● Task statement:
The data below should be printed in full, exactly, and without any of its images.

☆ ☆ ☆ ☆ ☆

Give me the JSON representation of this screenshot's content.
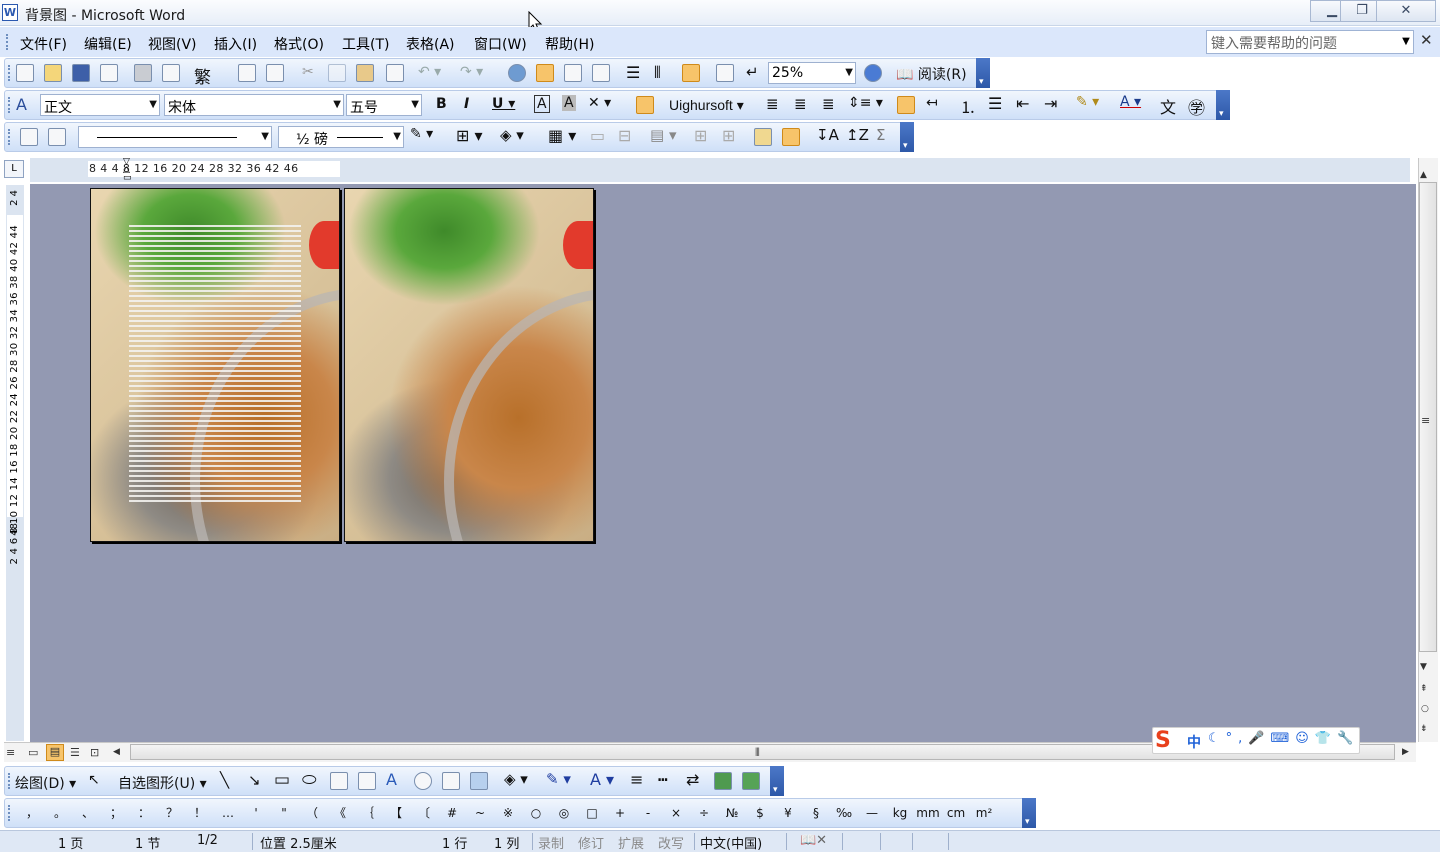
{
  "window": {
    "title": "背景图 - Microsoft Word",
    "app_icon": "W",
    "controls": [
      "minimize-icon",
      "restore-icon",
      "close-icon"
    ]
  },
  "menu": {
    "items": [
      "文件(F)",
      "编辑(E)",
      "视图(V)",
      "插入(I)",
      "格式(O)",
      "工具(T)",
      "表格(A)",
      "窗口(W)",
      "帮助(H)"
    ],
    "help_placeholder": "键入需要帮助的问题"
  },
  "standard_toolbar": {
    "zoom": "25%",
    "read_label": "阅读(R)"
  },
  "formatting_toolbar": {
    "style": "正文",
    "font": "宋体",
    "size": "五号",
    "script_font": "Uighursoft"
  },
  "tables_toolbar": {
    "line_weight": "½ 磅"
  },
  "ruler": {
    "horizontal": "8  4      4   8  12  16  20  24  28  32  36    42  46",
    "vertical_top": "2  4",
    "vertical_main": "2  4  6  8 10 12 14 16 18 20 22 24 26 28 30 32 34 36 38 40 42 44",
    "vertical_bottom": "48",
    "tab_selector": "L"
  },
  "drawing_toolbar": {
    "draw_label": "绘图(D)",
    "autoshape_label": "自选图形(U)"
  },
  "symbols_toolbar": {
    "symbols": [
      "，",
      "。",
      "、",
      "；",
      "：",
      "？",
      "！",
      "…",
      "'",
      "\"",
      "（",
      "《",
      "｛",
      "【",
      "〔",
      "#",
      "~",
      "※",
      "○",
      "◎",
      "□",
      "+",
      "-",
      "×",
      "÷",
      "№",
      "$",
      "¥",
      "§",
      "‰",
      "—",
      "kg",
      "mm",
      "cm",
      "m²"
    ]
  },
  "ime": {
    "mode": "中"
  },
  "status": {
    "page": "1 页",
    "section": "1 节",
    "page_of": "1/2",
    "position": "位置 2.5厘米",
    "line": "1 行",
    "column": "1 列",
    "rec": "录制",
    "trk": "修订",
    "ext": "扩展",
    "ovr": "改写",
    "language": "中文(中国)"
  }
}
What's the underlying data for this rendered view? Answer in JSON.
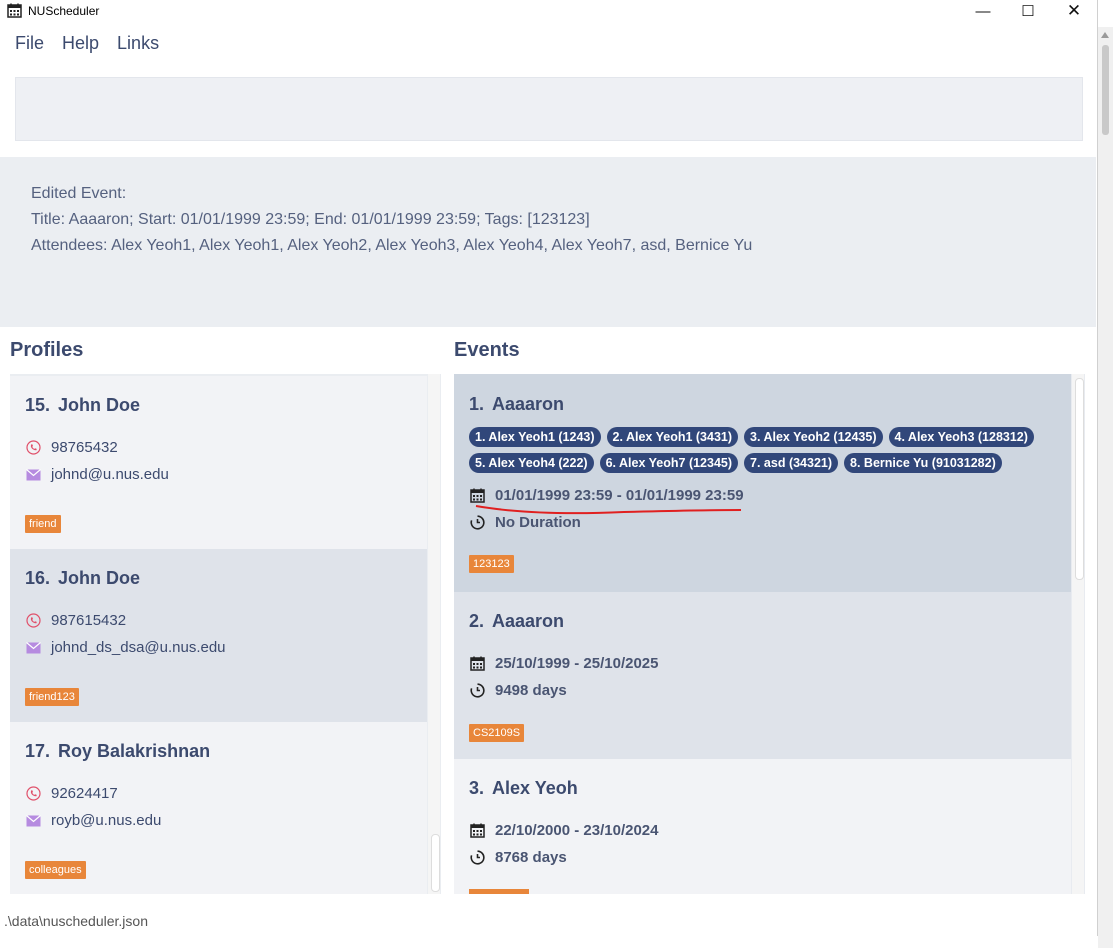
{
  "window": {
    "title": "NUScheduler",
    "min_symbol": "—",
    "max_symbol": "☐",
    "close_symbol": "✕"
  },
  "menu": [
    "File",
    "Help",
    "Links"
  ],
  "command_box": {
    "value": ""
  },
  "result": {
    "lines": [
      "Edited Event:",
      "Title: Aaaaron; Start: 01/01/1999 23:59; End: 01/01/1999 23:59; Tags: [123123]",
      "Attendees: Alex Yeoh1, Alex Yeoh1, Alex Yeoh2, Alex Yeoh3, Alex Yeoh4, Alex Yeoh7, asd, Bernice Yu"
    ]
  },
  "profiles": {
    "title": "Profiles",
    "items": [
      {
        "index": "15.",
        "name": "John Doe",
        "phone": "98765432",
        "email": "johnd@u.nus.edu",
        "tag": "friend"
      },
      {
        "index": "16.",
        "name": "John Doe",
        "phone": "987615432",
        "email": "johnd_ds_dsa@u.nus.edu",
        "tag": "friend123"
      },
      {
        "index": "17.",
        "name": "Roy Balakrishnan",
        "phone": "92624417",
        "email": "royb@u.nus.edu",
        "tag": "colleagues"
      }
    ]
  },
  "events": {
    "title": "Events",
    "items": [
      {
        "index": "1.",
        "name": "Aaaaron",
        "attendees": [
          "1. Alex Yeoh1 (1243)",
          "2. Alex Yeoh1 (3431)",
          "3. Alex Yeoh2 (12435)",
          "4. Alex Yeoh3 (128312)",
          "5. Alex Yeoh4 (222)",
          "6. Alex Yeoh7 (12345)",
          "7. asd (34321)",
          "8. Bernice Yu (91031282)"
        ],
        "range": "01/01/1999 23:59 - 01/01/1999 23:59",
        "duration": "No Duration",
        "tag": "123123"
      },
      {
        "index": "2.",
        "name": "Aaaaron",
        "attendees": [],
        "range": "25/10/1999 - 25/10/2025",
        "duration": "9498 days",
        "tag": "CS2109S"
      },
      {
        "index": "3.",
        "name": "Alex Yeoh",
        "attendees": [],
        "range": "22/10/2000 - 23/10/2024",
        "duration": "8768 days",
        "tag": ""
      }
    ]
  },
  "status": {
    "path": ".\\data\\nuscheduler.json"
  },
  "colors": {
    "accent": "#3c4a6e",
    "tag": "#e8863a",
    "chip": "#31477a",
    "annotation": "#e02020"
  },
  "icons": {
    "phone": "phone-icon",
    "email": "email-icon",
    "calendar": "calendar-icon",
    "clock": "clock-icon"
  }
}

☆ ☆ ☆ ☆ ☆

● Response to the task:
Give me the JSON representation of this screenshot's content.
{
  "window": {
    "title": "背景图 - Microsoft Word",
    "app_icon": "W",
    "controls": [
      "minimize-icon",
      "restore-icon",
      "close-icon"
    ]
  },
  "menu": {
    "items": [
      "文件(F)",
      "编辑(E)",
      "视图(V)",
      "插入(I)",
      "格式(O)",
      "工具(T)",
      "表格(A)",
      "窗口(W)",
      "帮助(H)"
    ],
    "help_placeholder": "键入需要帮助的问题"
  },
  "standard_toolbar": {
    "zoom": "25%",
    "read_label": "阅读(R)"
  },
  "formatting_toolbar": {
    "style": "正文",
    "font": "宋体",
    "size": "五号",
    "script_font": "Uighursoft"
  },
  "tables_toolbar": {
    "line_weight": "½ 磅"
  },
  "ruler": {
    "horizontal": "8  4      4   8  12  16  20  24  28  32  36    42  46",
    "vertical_top": "2  4",
    "vertical_main": "2  4  6  8 10 12 14 16 18 20 22 24 26 28 30 32 34 36 38 40 42 44",
    "vertical_bottom": "48",
    "tab_selector": "L"
  },
  "drawing_toolbar": {
    "draw_label": "绘图(D)",
    "autoshape_label": "自选图形(U)"
  },
  "symbols_toolbar": {
    "symbols": [
      "，",
      "。",
      "、",
      "；",
      "：",
      "？",
      "！",
      "…",
      "'",
      "\"",
      "（",
      "《",
      "｛",
      "【",
      "〔",
      "#",
      "~",
      "※",
      "○",
      "◎",
      "□",
      "+",
      "-",
      "×",
      "÷",
      "№",
      "$",
      "¥",
      "§",
      "‰",
      "—",
      "kg",
      "mm",
      "cm",
      "m²"
    ]
  },
  "ime": {
    "mode": "中"
  },
  "status": {
    "page": "1 页",
    "section": "1 节",
    "page_of": "1/2",
    "position": "位置 2.5厘米",
    "line": "1 行",
    "column": "1 列",
    "rec": "录制",
    "trk": "修订",
    "ext": "扩展",
    "ovr": "改写",
    "language": "中文(中国)"
  }
}
What's the underlying data for this rendered view? Answer in JSON.
{
  "window": {
    "title": "NUScheduler",
    "min_symbol": "—",
    "max_symbol": "☐",
    "close_symbol": "✕"
  },
  "menu": [
    "File",
    "Help",
    "Links"
  ],
  "command_box": {
    "value": ""
  },
  "result": {
    "lines": [
      "Edited Event:",
      "Title: Aaaaron; Start: 01/01/1999 23:59; End: 01/01/1999 23:59; Tags: [123123]",
      "Attendees: Alex Yeoh1, Alex Yeoh1, Alex Yeoh2, Alex Yeoh3, Alex Yeoh4, Alex Yeoh7, asd, Bernice Yu"
    ]
  },
  "profiles": {
    "title": "Profiles",
    "items": [
      {
        "index": "15.",
        "name": "John Doe",
        "phone": "98765432",
        "email": "johnd@u.nus.edu",
        "tag": "friend"
      },
      {
        "index": "16.",
        "name": "John Doe",
        "phone": "987615432",
        "email": "johnd_ds_dsa@u.nus.edu",
        "tag": "friend123"
      },
      {
        "index": "17.",
        "name": "Roy Balakrishnan",
        "phone": "92624417",
        "email": "royb@u.nus.edu",
        "tag": "colleagues"
      }
    ]
  },
  "events": {
    "title": "Events",
    "items": [
      {
        "index": "1.",
        "name": "Aaaaron",
        "attendees": [
          "1. Alex Yeoh1 (1243)",
          "2. Alex Yeoh1 (3431)",
          "3. Alex Yeoh2 (12435)",
          "4. Alex Yeoh3 (128312)",
          "5. Alex Yeoh4 (222)",
          "6. Alex Yeoh7 (12345)",
          "7. asd (34321)",
          "8. Bernice Yu (91031282)"
        ],
        "range": "01/01/1999 23:59 - 01/01/1999 23:59",
        "duration": "No Duration",
        "tag": "123123"
      },
      {
        "index": "2.",
        "name": "Aaaaron",
        "attendees": [],
        "range": "25/10/1999 - 25/10/2025",
        "duration": "9498 days",
        "tag": "CS2109S"
      },
      {
        "index": "3.",
        "name": "Alex Yeoh",
        "attendees": [],
        "range": "22/10/2000 - 23/10/2024",
        "duration": "8768 days",
        "tag": ""
      }
    ]
  },
  "status": {
    "path": ".\\data\\nuscheduler.json"
  },
  "colors": {
    "accent": "#3c4a6e",
    "tag": "#e8863a",
    "chip": "#31477a",
    "annotation": "#e02020"
  },
  "icons": {
    "phone": "phone-icon",
    "email": "email-icon",
    "calendar": "calendar-icon",
    "clock": "clock-icon"
  }
}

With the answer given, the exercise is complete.